▸ **Task brief**: Render each line of the items as a string in a JSON list, from the first line through the line containing "3, 1906, 19]", skipping blank lines.

Element placement data
—————

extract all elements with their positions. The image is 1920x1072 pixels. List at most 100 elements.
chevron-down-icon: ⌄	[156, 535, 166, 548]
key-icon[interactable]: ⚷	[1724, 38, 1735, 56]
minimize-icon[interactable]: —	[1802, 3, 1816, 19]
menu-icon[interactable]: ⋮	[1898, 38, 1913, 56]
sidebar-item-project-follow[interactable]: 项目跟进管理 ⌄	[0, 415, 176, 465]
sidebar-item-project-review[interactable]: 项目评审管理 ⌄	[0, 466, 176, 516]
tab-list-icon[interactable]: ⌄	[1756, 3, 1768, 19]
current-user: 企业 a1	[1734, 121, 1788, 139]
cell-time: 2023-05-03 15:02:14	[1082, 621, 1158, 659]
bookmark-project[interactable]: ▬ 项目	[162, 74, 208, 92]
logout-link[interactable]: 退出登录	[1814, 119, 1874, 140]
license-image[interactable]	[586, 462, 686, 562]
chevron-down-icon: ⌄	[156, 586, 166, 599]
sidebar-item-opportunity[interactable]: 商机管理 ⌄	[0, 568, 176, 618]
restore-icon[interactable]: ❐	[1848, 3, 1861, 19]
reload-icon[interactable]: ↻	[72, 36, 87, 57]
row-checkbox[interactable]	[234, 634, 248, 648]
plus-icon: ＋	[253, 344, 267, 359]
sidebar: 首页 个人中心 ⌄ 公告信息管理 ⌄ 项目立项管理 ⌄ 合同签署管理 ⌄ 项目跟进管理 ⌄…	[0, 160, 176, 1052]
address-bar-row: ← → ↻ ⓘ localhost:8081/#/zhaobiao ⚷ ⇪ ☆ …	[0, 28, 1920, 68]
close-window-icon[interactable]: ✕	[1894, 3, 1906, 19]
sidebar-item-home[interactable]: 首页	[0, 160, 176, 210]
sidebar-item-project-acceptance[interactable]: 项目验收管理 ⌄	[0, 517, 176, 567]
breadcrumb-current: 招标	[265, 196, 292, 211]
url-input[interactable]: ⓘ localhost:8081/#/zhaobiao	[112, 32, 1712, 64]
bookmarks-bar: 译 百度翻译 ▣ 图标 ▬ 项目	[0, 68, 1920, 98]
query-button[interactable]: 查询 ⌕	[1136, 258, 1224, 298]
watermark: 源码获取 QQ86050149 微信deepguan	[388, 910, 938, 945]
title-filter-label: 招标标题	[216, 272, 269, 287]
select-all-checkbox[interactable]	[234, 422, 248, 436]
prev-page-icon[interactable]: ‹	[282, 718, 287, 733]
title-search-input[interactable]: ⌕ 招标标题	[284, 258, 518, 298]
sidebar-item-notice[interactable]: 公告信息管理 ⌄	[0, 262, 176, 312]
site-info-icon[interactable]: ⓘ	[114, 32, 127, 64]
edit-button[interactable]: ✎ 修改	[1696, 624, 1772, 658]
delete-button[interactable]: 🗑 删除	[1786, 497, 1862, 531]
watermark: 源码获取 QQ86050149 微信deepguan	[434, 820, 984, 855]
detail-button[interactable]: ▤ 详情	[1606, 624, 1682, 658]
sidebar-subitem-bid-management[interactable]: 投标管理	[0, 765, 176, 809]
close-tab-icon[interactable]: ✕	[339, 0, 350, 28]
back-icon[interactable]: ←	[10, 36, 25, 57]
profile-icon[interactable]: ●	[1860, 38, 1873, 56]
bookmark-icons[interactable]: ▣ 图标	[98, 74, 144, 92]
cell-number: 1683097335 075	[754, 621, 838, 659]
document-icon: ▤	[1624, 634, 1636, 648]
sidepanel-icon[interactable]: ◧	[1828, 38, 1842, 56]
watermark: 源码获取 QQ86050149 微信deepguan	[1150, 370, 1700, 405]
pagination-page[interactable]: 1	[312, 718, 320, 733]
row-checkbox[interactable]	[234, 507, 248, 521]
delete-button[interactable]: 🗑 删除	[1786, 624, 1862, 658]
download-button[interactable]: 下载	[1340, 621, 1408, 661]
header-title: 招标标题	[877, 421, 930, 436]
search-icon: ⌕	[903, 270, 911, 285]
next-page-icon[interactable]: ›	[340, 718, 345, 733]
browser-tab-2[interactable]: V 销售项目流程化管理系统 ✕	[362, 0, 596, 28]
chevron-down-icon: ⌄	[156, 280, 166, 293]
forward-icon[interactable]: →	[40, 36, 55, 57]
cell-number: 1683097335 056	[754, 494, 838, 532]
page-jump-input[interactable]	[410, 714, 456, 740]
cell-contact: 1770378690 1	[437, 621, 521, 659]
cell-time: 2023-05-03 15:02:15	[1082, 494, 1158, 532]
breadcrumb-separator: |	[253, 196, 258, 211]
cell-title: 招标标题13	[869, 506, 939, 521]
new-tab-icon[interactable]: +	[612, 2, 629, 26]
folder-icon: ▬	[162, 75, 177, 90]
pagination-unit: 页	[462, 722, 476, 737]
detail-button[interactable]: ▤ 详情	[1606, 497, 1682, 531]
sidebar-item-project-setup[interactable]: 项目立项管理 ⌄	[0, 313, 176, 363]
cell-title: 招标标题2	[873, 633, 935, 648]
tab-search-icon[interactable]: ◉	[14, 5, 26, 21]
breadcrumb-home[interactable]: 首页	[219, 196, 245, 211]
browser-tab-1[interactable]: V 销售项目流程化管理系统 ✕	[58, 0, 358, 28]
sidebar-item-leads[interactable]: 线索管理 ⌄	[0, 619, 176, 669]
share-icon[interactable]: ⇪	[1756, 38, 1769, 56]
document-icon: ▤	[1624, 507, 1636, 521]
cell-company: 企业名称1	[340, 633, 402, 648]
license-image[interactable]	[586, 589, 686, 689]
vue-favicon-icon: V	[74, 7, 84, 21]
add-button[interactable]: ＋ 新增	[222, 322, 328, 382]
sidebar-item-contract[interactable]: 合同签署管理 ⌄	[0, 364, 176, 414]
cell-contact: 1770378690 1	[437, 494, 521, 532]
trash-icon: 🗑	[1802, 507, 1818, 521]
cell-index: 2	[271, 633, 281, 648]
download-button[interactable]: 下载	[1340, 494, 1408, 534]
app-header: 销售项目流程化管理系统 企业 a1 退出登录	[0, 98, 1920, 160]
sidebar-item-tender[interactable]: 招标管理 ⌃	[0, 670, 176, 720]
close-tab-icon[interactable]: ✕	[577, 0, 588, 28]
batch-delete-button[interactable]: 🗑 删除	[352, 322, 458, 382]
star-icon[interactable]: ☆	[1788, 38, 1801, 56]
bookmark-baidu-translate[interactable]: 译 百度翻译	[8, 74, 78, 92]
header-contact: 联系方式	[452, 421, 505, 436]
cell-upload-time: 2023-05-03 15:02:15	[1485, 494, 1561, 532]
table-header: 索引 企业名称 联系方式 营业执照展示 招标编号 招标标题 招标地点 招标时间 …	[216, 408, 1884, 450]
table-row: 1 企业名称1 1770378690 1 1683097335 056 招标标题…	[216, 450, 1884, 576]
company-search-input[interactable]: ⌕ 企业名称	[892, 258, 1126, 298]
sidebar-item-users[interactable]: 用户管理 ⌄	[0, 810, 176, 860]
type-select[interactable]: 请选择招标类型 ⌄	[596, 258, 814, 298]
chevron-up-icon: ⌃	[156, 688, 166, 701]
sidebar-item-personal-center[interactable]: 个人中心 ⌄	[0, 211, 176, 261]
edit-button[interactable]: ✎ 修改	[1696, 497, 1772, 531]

—————

▸ **Complete response**:
[
  "extract all elements with their positions. The image is 1920x1072 pixels. List at most 100 elements.",
  "chevron-down-icon: ⌄\t[156, 535, 166, 548]",
  "key-icon[interactable]: ⚷\t[1724, 38, 1735, 56]",
  "minimize-icon[interactable]: —\t[1802, 3, 1816, 19]",
  "menu-icon[interactable]: ⋮\t[1898, 38, 1913, 56]",
  "sidebar-item-project-follow[interactable]: 项目跟进管理 ⌄\t[0, 415, 176, 465]",
  "sidebar-item-project-review[interactable]: 项目评审管理 ⌄\t[0, 466, 176, 516]",
  "tab-list-icon[interactable]: ⌄\t[1756, 3, 1768, 19]",
  "current-user: 企业 a1\t[1734, 121, 1788, 139]",
  "cell-time: 2023-05-03 15:02:14\t[1082, 621, 1158, 659]",
  "bookmark-project[interactable]: ▬ 项目\t[162, 74, 208, 92]",
  "logout-link[interactable]: 退出登录\t[1814, 119, 1874, 140]",
  "license-image[interactable]\t[586, 462, 686, 562]",
  "chevron-down-icon: ⌄\t[156, 586, 166, 599]",
  "sidebar-item-opportunity[interactable]: 商机管理 ⌄\t[0, 568, 176, 618]",
  "restore-icon[interactable]: ❐\t[1848, 3, 1861, 19]",
  "reload-icon[interactable]: ↻\t[72, 36, 87, 57]",
  "row-checkbox[interactable]\t[234, 634, 248, 648]",
  "plus-icon: ＋\t[253, 344, 267, 359]",
  "sidebar: 首页 个人中心 ⌄ 公告信息管理 ⌄ 项目立项管理 ⌄ 合同签署管理 ⌄ 项目跟进管理 ⌄…\t[0, 160, 176, 1052]",
  "address-bar-row: ← → ↻ ⓘ localhost:8081/#/zhaobiao ⚷ ⇪ ☆ …\t[0, 28, 1920, 68]",
  "close-window-icon[interactable]: ✕\t[1894, 3, 1906, 19]"
]